start

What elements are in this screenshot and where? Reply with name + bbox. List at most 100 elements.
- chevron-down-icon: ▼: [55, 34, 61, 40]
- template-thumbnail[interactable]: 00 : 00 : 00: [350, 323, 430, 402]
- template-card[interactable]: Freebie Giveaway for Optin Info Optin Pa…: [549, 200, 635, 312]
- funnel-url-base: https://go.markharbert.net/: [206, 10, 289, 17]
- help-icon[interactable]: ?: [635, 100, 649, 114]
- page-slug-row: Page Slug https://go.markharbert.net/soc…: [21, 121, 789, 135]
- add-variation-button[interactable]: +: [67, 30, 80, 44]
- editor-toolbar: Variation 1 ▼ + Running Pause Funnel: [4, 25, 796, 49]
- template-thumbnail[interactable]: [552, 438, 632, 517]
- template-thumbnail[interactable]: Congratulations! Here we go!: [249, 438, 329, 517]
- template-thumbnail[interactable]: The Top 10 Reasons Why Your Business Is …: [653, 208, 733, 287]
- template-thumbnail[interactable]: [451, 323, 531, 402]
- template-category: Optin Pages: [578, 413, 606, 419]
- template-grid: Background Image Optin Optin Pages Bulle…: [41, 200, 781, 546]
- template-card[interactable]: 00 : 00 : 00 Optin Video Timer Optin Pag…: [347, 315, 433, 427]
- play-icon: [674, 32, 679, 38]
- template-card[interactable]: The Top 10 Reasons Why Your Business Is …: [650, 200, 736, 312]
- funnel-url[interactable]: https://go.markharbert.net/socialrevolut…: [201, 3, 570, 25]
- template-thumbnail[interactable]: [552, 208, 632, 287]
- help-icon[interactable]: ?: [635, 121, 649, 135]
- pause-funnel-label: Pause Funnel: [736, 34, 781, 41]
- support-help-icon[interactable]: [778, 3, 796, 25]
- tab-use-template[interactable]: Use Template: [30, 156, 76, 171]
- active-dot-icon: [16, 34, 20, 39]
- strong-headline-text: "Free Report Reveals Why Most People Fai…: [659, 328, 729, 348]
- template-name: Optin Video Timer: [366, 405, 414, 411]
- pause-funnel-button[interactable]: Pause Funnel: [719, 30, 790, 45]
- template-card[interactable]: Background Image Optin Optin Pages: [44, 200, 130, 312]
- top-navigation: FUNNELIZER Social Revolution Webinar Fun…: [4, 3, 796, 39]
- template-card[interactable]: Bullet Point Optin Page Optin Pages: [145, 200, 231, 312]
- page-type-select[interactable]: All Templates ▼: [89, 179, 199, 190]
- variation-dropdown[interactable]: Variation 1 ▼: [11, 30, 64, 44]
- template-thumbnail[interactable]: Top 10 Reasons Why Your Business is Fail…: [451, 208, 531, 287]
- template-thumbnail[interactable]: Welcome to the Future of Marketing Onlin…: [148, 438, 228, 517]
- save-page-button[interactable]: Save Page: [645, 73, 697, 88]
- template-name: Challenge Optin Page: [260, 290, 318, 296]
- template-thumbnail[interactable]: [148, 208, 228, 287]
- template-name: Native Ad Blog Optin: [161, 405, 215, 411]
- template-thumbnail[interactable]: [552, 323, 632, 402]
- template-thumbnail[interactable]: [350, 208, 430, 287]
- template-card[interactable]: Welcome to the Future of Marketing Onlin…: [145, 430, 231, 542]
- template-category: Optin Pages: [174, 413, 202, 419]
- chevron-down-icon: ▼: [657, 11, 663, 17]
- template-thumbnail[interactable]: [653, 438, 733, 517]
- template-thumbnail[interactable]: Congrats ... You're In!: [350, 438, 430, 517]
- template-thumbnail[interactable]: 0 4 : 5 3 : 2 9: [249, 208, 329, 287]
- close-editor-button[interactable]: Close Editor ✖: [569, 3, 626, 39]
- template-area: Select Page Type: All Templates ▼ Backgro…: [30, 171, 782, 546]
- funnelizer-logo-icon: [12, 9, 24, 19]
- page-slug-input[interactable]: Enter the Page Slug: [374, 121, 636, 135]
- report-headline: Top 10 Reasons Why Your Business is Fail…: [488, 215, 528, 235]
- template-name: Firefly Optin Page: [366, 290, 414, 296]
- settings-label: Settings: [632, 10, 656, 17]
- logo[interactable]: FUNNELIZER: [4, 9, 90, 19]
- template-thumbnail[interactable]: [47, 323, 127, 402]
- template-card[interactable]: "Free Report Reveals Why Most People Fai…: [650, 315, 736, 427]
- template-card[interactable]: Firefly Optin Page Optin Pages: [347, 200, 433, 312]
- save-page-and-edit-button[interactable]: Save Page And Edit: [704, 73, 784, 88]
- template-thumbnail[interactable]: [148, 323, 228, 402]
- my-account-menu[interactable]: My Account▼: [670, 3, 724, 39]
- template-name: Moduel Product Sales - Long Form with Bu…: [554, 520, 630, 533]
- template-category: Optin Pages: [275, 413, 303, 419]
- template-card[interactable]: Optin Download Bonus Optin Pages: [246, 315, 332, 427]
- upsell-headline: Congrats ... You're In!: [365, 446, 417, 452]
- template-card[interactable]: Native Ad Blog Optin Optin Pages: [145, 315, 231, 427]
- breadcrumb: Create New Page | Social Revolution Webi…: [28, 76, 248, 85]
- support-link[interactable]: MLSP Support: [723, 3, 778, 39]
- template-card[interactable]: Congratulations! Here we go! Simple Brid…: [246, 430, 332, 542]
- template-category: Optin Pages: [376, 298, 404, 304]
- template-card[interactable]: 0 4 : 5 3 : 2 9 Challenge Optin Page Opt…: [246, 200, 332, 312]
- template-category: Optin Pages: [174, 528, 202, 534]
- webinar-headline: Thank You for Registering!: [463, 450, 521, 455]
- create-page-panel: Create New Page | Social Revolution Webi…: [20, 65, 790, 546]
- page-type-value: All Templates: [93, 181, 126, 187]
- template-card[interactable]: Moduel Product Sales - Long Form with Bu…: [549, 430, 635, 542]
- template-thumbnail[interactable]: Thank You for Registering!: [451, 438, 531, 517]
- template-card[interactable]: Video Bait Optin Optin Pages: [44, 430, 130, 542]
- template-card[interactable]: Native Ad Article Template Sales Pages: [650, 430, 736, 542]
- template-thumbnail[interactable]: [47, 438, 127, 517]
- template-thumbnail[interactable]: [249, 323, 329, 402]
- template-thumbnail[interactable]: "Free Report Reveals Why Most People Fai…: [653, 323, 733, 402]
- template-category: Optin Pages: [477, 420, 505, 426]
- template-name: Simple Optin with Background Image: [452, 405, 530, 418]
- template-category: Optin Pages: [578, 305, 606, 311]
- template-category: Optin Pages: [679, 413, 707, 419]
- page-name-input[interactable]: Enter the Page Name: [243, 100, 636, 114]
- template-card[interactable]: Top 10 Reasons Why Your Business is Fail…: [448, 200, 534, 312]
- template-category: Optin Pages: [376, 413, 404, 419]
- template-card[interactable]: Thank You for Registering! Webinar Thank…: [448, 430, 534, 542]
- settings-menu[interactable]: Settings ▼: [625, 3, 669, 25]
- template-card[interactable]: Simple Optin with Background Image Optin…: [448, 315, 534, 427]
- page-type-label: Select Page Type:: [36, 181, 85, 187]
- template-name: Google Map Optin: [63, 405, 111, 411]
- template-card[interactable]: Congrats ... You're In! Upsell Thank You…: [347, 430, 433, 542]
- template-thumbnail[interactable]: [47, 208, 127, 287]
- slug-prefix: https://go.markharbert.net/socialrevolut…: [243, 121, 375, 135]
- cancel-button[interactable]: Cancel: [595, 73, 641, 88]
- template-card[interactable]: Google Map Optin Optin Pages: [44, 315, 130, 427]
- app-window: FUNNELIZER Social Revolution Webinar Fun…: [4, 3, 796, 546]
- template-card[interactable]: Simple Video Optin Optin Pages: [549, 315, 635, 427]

end

• _Required work_
Copy out every line of the data above word for word, with nothing changed, added, or left out.

• _Result of this exercise_
What elements are in this screenshot and where? Reply with name + bbox. List at most 100 elements.
- chevron-down-icon: ▼: [55, 34, 61, 40]
- template-thumbnail[interactable]: 00 : 00 : 00: [350, 323, 430, 402]
- template-card[interactable]: Freebie Giveaway for Optin Info Optin Pa…: [549, 200, 635, 312]
- funnel-url-base: https://go.markharbert.net/: [206, 10, 289, 17]
- help-icon[interactable]: ?: [635, 100, 649, 114]
- page-slug-row: Page Slug https://go.markharbert.net/soc…: [21, 121, 789, 135]
- add-variation-button[interactable]: +: [67, 30, 80, 44]
- editor-toolbar: Variation 1 ▼ + Running Pause Funnel: [4, 25, 796, 49]
- template-thumbnail[interactable]: [552, 438, 632, 517]
- template-thumbnail[interactable]: Congratulations! Here we go!: [249, 438, 329, 517]
- template-thumbnail[interactable]: The Top 10 Reasons Why Your Business Is …: [653, 208, 733, 287]
- template-thumbnail[interactable]: [451, 323, 531, 402]
- template-category: Optin Pages: [578, 413, 606, 419]
- template-grid: Background Image Optin Optin Pages Bulle…: [41, 200, 781, 546]
- template-card[interactable]: 00 : 00 : 00 Optin Video Timer Optin Pag…: [347, 315, 433, 427]
- play-icon: [674, 32, 679, 38]
- template-card[interactable]: The Top 10 Reasons Why Your Business Is …: [650, 200, 736, 312]
- funnel-url[interactable]: https://go.markharbert.net/socialrevolut…: [201, 3, 570, 25]
- template-thumbnail[interactable]: [552, 208, 632, 287]
- help-icon[interactable]: ?: [635, 121, 649, 135]
- pause-funnel-label: Pause Funnel: [736, 34, 781, 41]
- support-help-icon[interactable]: [778, 3, 796, 25]
- tab-use-template[interactable]: Use Template: [30, 156, 76, 171]
- active-dot-icon: [16, 34, 20, 39]
- strong-headline-text: "Free Report Reveals Why Most People Fai…: [659, 328, 729, 348]
- template-name: Optin Video Timer: [366, 405, 414, 411]
- pause-funnel-button[interactable]: Pause Funnel: [719, 30, 790, 45]
- template-card[interactable]: Background Image Optin Optin Pages: [44, 200, 130, 312]
- top-navigation: FUNNELIZER Social Revolution Webinar Fun…: [4, 3, 796, 39]
- template-card[interactable]: Bullet Point Optin Page Optin Pages: [145, 200, 231, 312]
- page-type-select[interactable]: All Templates ▼: [89, 179, 199, 190]
- variation-dropdown[interactable]: Variation 1 ▼: [11, 30, 64, 44]
- template-thumbnail[interactable]: Top 10 Reasons Why Your Business is Fail…: [451, 208, 531, 287]
- template-thumbnail[interactable]: Welcome to the Future of Marketing Onlin…: [148, 438, 228, 517]
- save-page-button[interactable]: Save Page: [645, 73, 697, 88]
- template-name: Challenge Optin Page: [260, 290, 318, 296]
- template-thumbnail[interactable]: [148, 208, 228, 287]
- template-name: Native Ad Blog Optin: [161, 405, 215, 411]
- template-thumbnail[interactable]: [552, 323, 632, 402]
- template-thumbnail[interactable]: [350, 208, 430, 287]
- template-card[interactable]: Welcome to the Future of Marketing Onlin…: [145, 430, 231, 542]
- template-category: Optin Pages: [174, 413, 202, 419]
- chevron-down-icon: ▼: [657, 11, 663, 17]
- template-thumbnail[interactable]: [653, 438, 733, 517]
- template-thumbnail[interactable]: Congrats ... You're In!: [350, 438, 430, 517]
- template-thumbnail[interactable]: 0 4 : 5 3 : 2 9: [249, 208, 329, 287]
- close-editor-button[interactable]: Close Editor ✖: [569, 3, 626, 39]
- template-area: Select Page Type: All Templates ▼ Backgro…: [30, 171, 782, 546]
- funnelizer-logo-icon: [12, 9, 24, 19]
- page-slug-input[interactable]: Enter the Page Slug: [374, 121, 636, 135]
- report-headline: Top 10 Reasons Why Your Business is Fail…: [488, 215, 528, 235]
- template-name: Firefly Optin Page: [366, 290, 414, 296]
- settings-label: Settings: [632, 10, 656, 17]
- logo[interactable]: FUNNELIZER: [4, 9, 90, 19]
- template-thumbnail[interactable]: [47, 323, 127, 402]
- template-card[interactable]: "Free Report Reveals Why Most People Fai…: [650, 315, 736, 427]
- template-card[interactable]: Firefly Optin Page Optin Pages: [347, 200, 433, 312]
- save-page-and-edit-button[interactable]: Save Page And Edit: [704, 73, 784, 88]
- template-thumbnail[interactable]: [148, 323, 228, 402]
- my-account-menu[interactable]: My Account▼: [670, 3, 724, 39]
- template-name: Moduel Product Sales - Long Form with Bu…: [554, 520, 630, 533]
- template-category: Optin Pages: [275, 413, 303, 419]
- template-card[interactable]: Optin Download Bonus Optin Pages: [246, 315, 332, 427]
- upsell-headline: Congrats ... You're In!: [365, 446, 417, 452]
- template-card[interactable]: Native Ad Blog Optin Optin Pages: [145, 315, 231, 427]
- breadcrumb: Create New Page | Social Revolution Webi…: [28, 76, 248, 85]
- support-link[interactable]: MLSP Support: [723, 3, 778, 39]
- template-card[interactable]: Congratulations! Here we go! Simple Brid…: [246, 430, 332, 542]
- template-category: Optin Pages: [376, 298, 404, 304]
- template-card[interactable]: 0 4 : 5 3 : 2 9 Challenge Optin Page Opt…: [246, 200, 332, 312]
- template-category: Optin Pages: [174, 528, 202, 534]
- webinar-headline: Thank You for Registering!: [463, 450, 521, 455]
- create-page-panel: Create New Page | Social Revolution Webi…: [20, 65, 790, 546]
- page-type-value: All Templates: [93, 181, 126, 187]
- template-card[interactable]: Moduel Product Sales - Long Form with Bu…: [549, 430, 635, 542]
- template-thumbnail[interactable]: Thank You for Registering!: [451, 438, 531, 517]
- template-card[interactable]: Video Bait Optin Optin Pages: [44, 430, 130, 542]
- template-card[interactable]: Native Ad Article Template Sales Pages: [650, 430, 736, 542]
- template-thumbnail[interactable]: [47, 438, 127, 517]
- template-thumbnail[interactable]: [249, 323, 329, 402]
- template-thumbnail[interactable]: "Free Report Reveals Why Most People Fai…: [653, 323, 733, 402]
- template-category: Optin Pages: [477, 420, 505, 426]
- template-name: Simple Optin with Background Image: [452, 405, 530, 418]
- template-category: Optin Pages: [578, 305, 606, 311]
- template-category: Optin Pages: [679, 413, 707, 419]
- page-name-input[interactable]: Enter the Page Name: [243, 100, 636, 114]
- template-card[interactable]: Top 10 Reasons Why Your Business is Fail…: [448, 200, 534, 312]
- template-category: Optin Pages: [376, 413, 404, 419]
- template-card[interactable]: Thank You for Registering! Webinar Thank…: [448, 430, 534, 542]
- settings-menu[interactable]: Settings ▼: [625, 3, 669, 25]
- template-card[interactable]: Simple Optin with Background Image Optin…: [448, 315, 534, 427]
- page-type-label: Select Page Type:: [36, 181, 85, 187]
- template-name: Google Map Optin: [63, 405, 111, 411]
- template-card[interactable]: Congrats ... You're In! Upsell Thank You…: [347, 430, 433, 542]
- template-thumbnail[interactable]: [47, 208, 127, 287]
- slug-prefix: https://go.markharbert.net/socialrevolut…: [243, 121, 375, 135]
- cancel-button[interactable]: Cancel: [595, 73, 641, 88]
- template-card[interactable]: Google Map Optin Optin Pages: [44, 315, 130, 427]
- app-window: FUNNELIZER Social Revolution Webinar Fun…: [4, 3, 796, 546]
- template-card[interactable]: Simple Video Optin Optin Pages: [549, 315, 635, 427]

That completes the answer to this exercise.